» What to work on
Render as a Markdown table with the columns Row and Line the part of the items that opens with the line containing "product-price: 1,54 €" and closes with the line containing "tab-favorites[interactable] <box>336 853", numbering each row and leaving out blank lines.

» Data drawn from a collection

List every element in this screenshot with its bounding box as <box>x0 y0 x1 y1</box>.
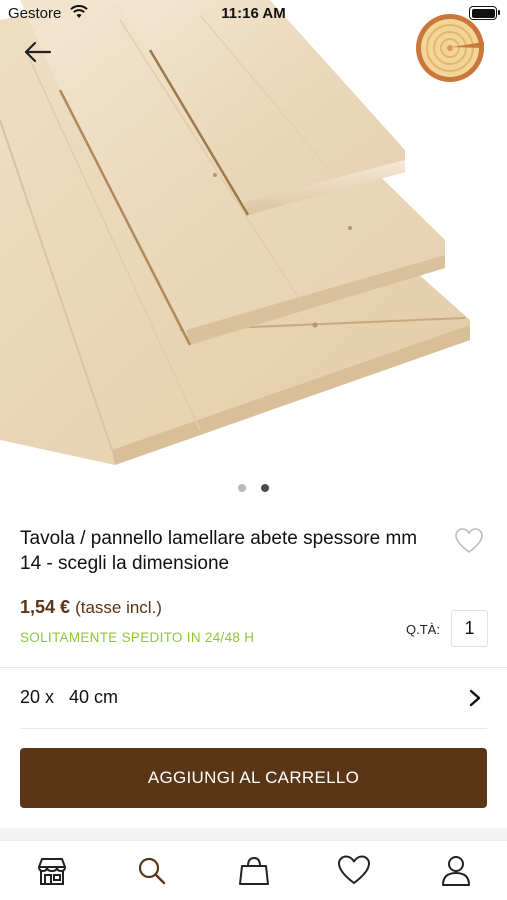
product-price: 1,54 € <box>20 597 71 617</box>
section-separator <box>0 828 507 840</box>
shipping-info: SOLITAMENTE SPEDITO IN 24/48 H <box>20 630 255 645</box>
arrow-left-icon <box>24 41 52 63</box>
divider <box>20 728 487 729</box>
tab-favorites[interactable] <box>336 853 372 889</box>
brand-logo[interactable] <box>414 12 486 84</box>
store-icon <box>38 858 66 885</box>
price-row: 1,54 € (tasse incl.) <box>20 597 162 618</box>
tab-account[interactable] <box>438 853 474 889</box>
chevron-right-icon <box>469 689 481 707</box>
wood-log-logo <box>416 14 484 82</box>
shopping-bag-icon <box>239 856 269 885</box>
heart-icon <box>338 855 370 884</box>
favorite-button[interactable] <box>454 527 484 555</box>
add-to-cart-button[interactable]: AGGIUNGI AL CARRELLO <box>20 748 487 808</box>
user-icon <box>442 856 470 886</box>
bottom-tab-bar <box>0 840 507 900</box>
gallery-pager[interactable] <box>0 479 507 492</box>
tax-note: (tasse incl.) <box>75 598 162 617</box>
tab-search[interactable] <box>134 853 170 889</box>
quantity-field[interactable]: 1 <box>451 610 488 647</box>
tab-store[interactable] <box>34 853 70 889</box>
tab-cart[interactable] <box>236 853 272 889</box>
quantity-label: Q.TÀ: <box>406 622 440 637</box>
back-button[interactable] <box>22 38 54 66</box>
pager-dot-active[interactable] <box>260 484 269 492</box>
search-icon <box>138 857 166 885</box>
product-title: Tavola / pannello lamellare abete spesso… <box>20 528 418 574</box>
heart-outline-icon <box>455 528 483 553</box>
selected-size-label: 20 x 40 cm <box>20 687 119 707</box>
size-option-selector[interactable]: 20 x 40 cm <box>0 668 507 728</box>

» Solution for this problem
| Row | Line |
|---|---|
| 1 | product-price: 1,54 € <box>20 597 71 617</box> |
| 2 | section-separator <box>0 828 507 840</box> |
| 3 | shipping-info: SOLITAMENTE SPEDITO IN 24/48 H <box>20 630 255 645</box> |
| 4 | arrow-left-icon <box>24 41 52 63</box> |
| 5 | divider <box>20 728 487 729</box> |
| 6 | tab-favorites[interactable] <box>336 853 372 889</box> |